WHAT YOU SHOULD DO:
Copy all lines that contain the word "subtitle".

[Records]

^^^^^^^^^^^^^^^^

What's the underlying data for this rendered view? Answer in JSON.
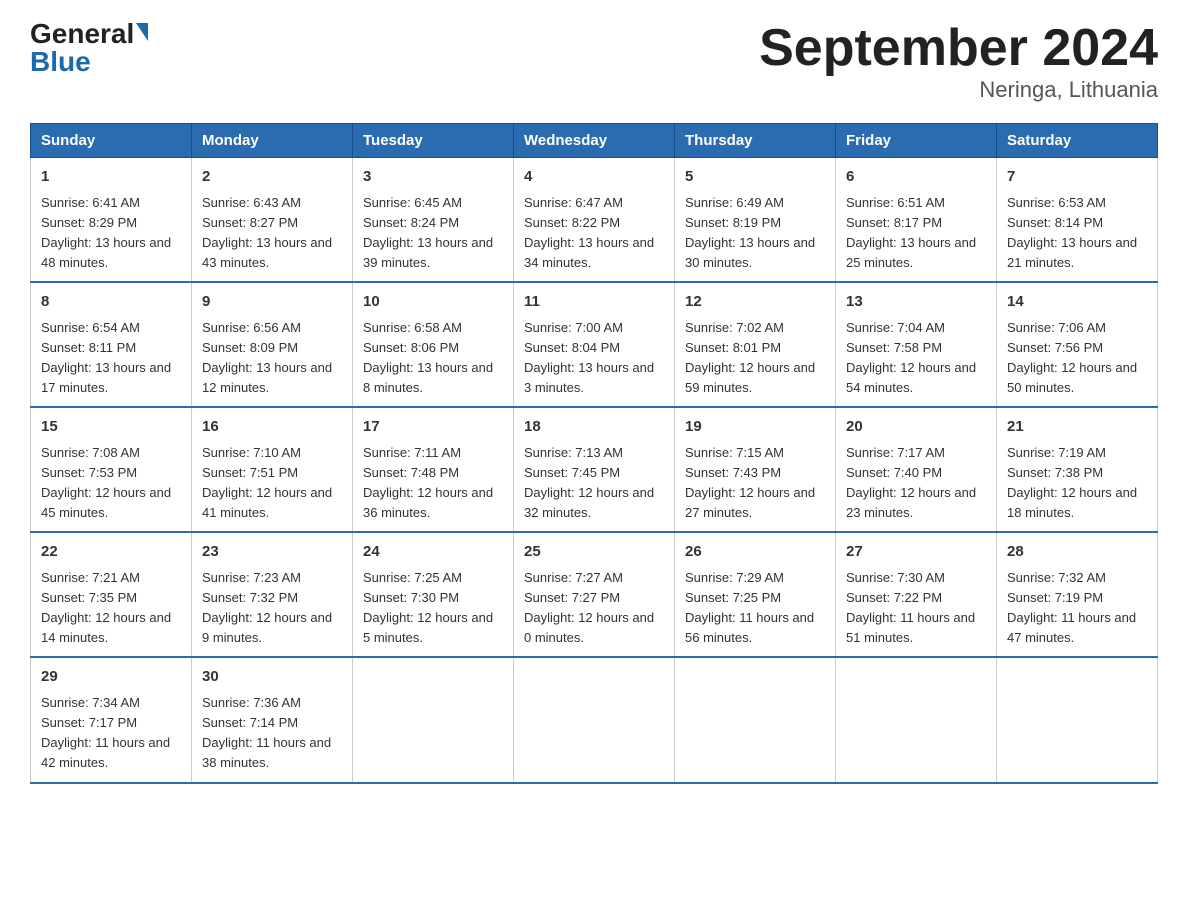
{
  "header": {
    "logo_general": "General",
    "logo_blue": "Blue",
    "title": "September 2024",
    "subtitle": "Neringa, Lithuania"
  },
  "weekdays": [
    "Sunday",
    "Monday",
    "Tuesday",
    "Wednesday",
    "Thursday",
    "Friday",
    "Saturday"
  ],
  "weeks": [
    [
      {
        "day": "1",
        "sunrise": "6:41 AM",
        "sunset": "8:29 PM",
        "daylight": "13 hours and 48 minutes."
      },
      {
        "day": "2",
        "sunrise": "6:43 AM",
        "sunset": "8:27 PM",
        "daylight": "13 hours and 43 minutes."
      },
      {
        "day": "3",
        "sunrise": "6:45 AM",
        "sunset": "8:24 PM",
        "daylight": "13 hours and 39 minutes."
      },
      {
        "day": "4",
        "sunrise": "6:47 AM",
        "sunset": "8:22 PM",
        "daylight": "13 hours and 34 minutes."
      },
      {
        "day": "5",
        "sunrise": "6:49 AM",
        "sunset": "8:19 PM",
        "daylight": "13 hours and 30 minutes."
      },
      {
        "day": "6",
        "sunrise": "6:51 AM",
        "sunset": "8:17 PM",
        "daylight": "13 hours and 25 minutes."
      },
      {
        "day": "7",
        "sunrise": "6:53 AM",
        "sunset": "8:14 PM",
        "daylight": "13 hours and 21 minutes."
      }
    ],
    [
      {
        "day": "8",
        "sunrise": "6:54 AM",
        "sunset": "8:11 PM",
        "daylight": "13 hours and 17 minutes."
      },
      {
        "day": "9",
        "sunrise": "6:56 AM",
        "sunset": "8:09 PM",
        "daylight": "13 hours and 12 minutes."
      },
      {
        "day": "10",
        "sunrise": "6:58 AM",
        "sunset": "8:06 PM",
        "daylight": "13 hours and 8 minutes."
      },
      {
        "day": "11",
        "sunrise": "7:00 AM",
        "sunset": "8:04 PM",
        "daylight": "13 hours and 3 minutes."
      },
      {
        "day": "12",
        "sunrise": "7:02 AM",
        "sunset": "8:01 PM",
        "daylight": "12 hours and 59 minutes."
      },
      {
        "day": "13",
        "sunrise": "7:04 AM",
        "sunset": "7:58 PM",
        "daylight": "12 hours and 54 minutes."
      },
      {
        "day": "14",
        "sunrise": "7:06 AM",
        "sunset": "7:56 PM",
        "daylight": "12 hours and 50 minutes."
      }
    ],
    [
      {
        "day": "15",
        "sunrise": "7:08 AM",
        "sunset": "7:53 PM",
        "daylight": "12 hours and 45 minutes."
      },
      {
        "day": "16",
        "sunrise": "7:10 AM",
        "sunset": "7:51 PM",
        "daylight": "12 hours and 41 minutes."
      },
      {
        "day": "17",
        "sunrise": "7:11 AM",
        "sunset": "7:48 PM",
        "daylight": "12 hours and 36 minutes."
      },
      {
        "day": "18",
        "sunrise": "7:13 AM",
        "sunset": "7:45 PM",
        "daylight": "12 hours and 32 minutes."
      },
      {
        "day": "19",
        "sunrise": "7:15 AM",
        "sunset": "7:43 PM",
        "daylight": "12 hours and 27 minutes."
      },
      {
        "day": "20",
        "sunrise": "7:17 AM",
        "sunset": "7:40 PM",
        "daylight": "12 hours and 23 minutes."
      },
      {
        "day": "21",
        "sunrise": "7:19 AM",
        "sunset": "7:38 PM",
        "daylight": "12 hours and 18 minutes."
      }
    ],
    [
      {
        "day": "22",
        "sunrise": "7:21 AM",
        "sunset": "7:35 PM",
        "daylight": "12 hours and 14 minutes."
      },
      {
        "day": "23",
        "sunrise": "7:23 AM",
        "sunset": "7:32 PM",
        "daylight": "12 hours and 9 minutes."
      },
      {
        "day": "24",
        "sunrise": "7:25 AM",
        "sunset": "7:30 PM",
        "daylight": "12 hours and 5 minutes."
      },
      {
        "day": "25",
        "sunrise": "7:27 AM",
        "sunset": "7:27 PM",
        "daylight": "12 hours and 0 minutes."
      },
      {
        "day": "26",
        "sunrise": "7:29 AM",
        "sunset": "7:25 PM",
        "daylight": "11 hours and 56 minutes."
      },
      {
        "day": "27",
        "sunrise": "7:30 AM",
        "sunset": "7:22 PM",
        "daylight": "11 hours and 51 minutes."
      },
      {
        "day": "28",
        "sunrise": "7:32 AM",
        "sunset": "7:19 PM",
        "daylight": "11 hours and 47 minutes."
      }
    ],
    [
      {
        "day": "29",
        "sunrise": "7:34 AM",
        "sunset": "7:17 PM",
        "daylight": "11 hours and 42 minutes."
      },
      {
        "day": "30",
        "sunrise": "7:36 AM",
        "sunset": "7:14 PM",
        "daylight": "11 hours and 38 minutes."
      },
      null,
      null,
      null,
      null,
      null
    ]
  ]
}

^^^^^^^^^^^^^^^^

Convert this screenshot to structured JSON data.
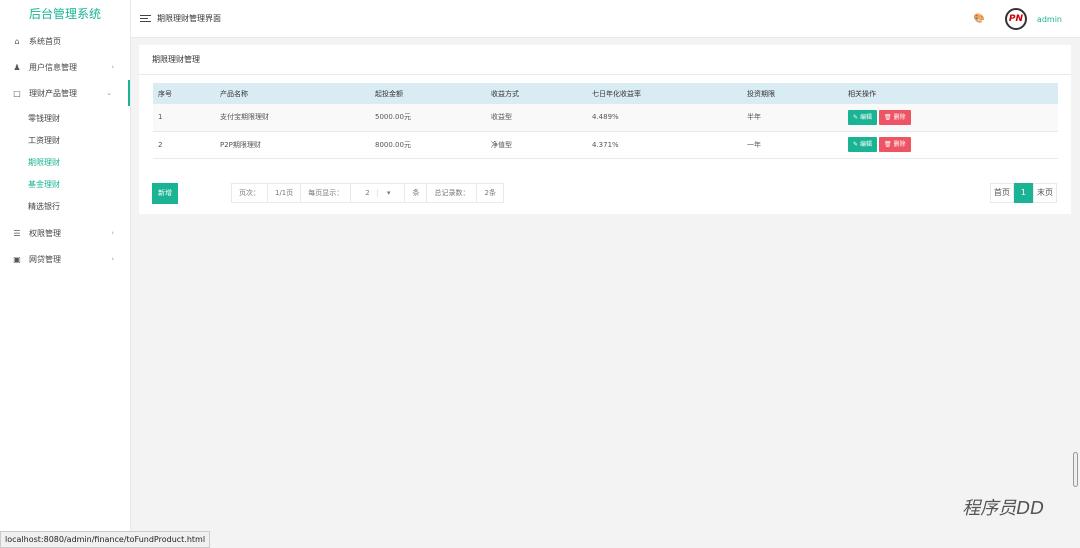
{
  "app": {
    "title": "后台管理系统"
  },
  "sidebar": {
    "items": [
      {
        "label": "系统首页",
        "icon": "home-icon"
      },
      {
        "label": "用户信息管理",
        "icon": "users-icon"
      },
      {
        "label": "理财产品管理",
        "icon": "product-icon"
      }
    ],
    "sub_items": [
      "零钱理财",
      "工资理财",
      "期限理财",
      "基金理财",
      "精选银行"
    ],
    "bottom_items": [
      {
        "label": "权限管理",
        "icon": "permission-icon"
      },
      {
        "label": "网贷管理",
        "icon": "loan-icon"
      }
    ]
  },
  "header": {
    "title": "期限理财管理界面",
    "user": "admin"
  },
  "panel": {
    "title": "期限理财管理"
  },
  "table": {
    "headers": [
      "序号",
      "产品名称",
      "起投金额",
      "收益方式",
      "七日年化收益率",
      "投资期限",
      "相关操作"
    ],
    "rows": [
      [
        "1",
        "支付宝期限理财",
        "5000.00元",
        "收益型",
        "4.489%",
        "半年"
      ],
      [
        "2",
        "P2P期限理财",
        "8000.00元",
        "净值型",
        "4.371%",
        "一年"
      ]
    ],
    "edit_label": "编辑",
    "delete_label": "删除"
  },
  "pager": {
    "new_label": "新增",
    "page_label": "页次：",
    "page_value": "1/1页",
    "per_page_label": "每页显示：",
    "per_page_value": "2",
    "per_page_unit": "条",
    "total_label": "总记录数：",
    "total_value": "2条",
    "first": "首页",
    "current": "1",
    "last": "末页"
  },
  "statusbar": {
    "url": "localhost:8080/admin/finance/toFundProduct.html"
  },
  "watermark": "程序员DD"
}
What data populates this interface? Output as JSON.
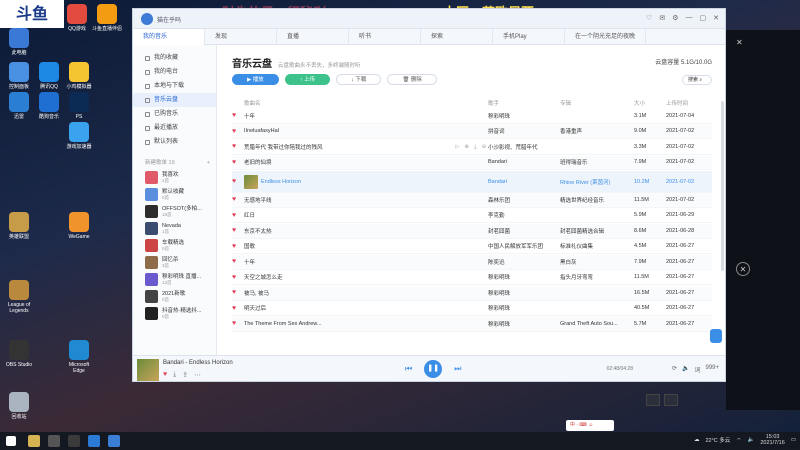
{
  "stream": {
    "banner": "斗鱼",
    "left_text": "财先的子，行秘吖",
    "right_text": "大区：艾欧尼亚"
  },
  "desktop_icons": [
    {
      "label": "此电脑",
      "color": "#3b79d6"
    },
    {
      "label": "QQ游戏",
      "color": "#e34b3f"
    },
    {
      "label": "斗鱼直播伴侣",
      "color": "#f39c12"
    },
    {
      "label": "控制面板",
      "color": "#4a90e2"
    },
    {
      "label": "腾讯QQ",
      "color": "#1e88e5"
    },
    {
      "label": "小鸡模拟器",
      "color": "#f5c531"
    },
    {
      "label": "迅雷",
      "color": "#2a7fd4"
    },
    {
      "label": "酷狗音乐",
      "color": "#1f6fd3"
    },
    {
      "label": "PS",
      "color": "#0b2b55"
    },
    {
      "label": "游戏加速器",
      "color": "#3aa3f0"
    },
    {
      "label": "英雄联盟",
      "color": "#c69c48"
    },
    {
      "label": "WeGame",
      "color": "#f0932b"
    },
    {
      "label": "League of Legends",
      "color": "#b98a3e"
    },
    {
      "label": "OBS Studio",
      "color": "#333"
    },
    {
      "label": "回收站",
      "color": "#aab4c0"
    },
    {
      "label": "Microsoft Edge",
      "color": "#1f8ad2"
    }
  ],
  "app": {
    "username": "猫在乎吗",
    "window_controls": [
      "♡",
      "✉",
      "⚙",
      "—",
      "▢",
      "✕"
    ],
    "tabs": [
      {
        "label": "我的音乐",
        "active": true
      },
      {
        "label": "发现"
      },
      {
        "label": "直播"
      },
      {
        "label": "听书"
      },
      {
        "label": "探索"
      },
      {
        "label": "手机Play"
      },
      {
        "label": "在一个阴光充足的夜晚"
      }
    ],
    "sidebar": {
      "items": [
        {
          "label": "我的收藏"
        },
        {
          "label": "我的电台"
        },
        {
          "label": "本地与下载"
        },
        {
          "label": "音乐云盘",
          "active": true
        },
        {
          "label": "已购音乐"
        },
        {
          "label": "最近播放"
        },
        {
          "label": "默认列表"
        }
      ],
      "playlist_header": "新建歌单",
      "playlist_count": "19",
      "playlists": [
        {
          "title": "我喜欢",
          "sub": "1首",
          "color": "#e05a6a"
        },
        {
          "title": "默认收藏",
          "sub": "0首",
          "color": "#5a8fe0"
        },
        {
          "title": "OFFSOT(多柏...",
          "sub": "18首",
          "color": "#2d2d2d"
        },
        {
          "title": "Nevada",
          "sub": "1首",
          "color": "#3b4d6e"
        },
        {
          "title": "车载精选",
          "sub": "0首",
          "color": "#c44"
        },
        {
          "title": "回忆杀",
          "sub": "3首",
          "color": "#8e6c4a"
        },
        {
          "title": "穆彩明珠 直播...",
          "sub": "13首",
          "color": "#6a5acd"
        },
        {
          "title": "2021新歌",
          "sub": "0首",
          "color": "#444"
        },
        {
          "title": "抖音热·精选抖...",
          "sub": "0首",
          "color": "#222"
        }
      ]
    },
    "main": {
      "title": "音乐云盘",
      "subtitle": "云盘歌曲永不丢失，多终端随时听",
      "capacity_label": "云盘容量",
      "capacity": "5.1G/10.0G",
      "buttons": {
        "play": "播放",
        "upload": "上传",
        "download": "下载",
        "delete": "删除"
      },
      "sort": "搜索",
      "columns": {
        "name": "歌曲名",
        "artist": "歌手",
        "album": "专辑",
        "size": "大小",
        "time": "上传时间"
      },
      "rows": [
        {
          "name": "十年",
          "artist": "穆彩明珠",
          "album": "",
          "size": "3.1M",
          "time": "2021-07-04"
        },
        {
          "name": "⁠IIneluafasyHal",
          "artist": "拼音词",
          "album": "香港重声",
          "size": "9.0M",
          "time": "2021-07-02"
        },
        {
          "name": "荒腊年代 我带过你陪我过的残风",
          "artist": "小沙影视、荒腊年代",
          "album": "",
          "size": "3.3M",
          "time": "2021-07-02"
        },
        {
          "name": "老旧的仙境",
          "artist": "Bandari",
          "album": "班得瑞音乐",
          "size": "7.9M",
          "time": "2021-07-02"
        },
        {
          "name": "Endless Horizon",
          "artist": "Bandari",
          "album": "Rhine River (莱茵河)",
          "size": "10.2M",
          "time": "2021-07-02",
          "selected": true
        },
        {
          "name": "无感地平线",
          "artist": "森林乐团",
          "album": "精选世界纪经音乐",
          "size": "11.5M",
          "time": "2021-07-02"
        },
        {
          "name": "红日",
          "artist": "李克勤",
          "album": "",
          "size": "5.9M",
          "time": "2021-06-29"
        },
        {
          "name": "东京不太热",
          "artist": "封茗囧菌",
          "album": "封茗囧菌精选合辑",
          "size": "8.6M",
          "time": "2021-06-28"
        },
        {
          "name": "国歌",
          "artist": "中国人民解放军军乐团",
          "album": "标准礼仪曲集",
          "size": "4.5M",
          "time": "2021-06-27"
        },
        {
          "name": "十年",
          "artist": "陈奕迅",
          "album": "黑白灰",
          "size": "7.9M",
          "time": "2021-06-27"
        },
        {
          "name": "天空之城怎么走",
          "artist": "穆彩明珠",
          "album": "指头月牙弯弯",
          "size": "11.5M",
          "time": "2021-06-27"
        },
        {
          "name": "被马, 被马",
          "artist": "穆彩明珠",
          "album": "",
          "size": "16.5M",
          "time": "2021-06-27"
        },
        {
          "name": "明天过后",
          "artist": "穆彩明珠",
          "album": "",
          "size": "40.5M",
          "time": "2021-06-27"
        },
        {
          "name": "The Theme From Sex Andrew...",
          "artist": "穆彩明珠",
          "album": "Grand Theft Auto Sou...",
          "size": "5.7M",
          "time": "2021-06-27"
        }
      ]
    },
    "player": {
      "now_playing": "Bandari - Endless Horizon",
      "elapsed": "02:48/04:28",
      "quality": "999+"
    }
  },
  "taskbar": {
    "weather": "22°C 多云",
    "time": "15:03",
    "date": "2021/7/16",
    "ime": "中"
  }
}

^^^^^^^^^^^^^^^^

RESPONSE TO THE TASK:
    "subtitle": "Neringa, Lithuania"
      "subtitle": "云盘歌曲永不丢失，多终端随时听",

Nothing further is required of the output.